_Short exercise:_
Tally every line of the listing where the string "Example" is found, and state the total alone.

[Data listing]
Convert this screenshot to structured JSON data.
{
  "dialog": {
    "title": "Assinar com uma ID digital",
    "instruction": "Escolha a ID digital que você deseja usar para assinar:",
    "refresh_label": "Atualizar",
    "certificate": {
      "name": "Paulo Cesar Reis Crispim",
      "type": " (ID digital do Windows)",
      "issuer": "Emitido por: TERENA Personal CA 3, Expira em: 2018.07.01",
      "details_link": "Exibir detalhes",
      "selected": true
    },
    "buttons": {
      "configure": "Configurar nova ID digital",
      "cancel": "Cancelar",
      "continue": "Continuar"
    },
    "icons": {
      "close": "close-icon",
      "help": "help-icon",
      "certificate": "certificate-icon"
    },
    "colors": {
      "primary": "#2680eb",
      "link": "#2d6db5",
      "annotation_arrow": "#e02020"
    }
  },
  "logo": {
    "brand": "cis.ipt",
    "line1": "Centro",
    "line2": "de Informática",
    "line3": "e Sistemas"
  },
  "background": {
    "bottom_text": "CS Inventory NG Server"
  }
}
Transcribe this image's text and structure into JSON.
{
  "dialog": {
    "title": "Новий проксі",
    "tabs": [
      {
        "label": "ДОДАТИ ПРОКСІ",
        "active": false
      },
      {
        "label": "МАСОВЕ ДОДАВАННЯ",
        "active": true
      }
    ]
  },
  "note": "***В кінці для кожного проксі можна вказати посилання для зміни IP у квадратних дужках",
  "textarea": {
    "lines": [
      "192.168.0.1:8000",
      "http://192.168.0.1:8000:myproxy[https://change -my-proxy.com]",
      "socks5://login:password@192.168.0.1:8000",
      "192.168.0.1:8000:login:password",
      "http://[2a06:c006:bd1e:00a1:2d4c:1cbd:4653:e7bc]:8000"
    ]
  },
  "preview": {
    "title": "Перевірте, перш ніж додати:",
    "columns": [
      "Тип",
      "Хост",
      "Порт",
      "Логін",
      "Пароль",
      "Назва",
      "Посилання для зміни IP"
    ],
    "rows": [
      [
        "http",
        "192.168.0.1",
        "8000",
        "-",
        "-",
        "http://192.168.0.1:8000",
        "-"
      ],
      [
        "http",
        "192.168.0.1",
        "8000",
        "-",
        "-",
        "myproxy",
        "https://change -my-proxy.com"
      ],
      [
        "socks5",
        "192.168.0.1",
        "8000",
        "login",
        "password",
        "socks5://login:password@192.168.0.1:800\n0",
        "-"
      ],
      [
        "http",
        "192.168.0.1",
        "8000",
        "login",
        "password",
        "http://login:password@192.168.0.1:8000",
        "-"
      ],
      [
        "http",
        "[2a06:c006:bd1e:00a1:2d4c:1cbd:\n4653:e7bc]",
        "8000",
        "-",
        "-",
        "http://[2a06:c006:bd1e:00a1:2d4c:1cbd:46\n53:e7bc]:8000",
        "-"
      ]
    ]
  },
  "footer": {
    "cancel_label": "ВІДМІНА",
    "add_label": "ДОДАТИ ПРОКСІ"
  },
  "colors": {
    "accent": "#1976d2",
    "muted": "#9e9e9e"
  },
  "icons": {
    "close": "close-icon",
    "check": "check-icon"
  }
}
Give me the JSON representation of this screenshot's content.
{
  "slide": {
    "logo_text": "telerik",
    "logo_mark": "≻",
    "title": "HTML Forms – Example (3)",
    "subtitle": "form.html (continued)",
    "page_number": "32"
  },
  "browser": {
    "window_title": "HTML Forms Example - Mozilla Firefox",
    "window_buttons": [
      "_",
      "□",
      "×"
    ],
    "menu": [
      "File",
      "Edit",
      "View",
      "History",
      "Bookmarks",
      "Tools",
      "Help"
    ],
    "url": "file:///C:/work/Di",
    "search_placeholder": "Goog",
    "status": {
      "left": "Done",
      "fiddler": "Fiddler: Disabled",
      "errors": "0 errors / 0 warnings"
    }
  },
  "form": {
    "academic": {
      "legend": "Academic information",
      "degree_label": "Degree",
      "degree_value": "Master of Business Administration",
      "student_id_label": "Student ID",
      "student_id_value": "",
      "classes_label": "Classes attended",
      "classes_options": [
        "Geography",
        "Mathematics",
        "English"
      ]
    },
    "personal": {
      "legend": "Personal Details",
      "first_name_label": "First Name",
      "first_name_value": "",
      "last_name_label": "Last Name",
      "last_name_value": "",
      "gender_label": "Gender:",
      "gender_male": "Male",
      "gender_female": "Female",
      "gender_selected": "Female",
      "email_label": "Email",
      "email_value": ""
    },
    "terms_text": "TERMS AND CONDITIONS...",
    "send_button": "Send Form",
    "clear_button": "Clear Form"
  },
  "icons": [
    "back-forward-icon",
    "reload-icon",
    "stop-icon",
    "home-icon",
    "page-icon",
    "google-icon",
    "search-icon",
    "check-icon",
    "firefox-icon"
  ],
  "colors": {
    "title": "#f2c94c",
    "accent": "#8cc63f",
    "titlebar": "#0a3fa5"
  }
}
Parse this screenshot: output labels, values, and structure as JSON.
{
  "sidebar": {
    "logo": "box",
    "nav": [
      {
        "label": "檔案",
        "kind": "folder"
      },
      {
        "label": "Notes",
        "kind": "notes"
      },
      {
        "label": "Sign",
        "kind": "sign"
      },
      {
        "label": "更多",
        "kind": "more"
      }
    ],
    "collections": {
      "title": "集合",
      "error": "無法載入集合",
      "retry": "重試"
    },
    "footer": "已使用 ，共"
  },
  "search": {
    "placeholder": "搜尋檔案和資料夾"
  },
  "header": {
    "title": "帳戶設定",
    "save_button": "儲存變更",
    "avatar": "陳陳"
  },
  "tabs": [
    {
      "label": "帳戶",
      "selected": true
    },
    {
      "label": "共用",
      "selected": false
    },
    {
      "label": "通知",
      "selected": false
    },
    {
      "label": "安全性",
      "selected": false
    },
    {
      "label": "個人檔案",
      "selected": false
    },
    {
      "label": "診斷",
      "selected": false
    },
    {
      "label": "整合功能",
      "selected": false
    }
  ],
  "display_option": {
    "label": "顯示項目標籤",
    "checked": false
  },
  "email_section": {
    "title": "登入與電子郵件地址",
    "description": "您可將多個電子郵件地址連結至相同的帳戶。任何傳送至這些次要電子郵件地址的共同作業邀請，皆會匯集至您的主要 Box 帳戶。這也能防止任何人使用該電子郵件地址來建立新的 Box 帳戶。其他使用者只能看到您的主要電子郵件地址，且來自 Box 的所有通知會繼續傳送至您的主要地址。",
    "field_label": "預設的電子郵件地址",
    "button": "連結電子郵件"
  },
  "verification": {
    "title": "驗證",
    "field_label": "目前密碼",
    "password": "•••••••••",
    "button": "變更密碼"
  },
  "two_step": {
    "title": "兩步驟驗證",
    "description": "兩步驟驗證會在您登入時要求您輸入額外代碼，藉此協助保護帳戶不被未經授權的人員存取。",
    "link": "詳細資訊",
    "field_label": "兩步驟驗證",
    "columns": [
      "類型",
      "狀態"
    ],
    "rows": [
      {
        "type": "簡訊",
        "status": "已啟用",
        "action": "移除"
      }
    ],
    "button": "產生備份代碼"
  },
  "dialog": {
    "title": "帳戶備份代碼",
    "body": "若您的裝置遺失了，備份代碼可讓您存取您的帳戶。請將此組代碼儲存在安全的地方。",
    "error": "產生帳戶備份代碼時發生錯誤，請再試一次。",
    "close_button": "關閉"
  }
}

_Solution for this task:_
2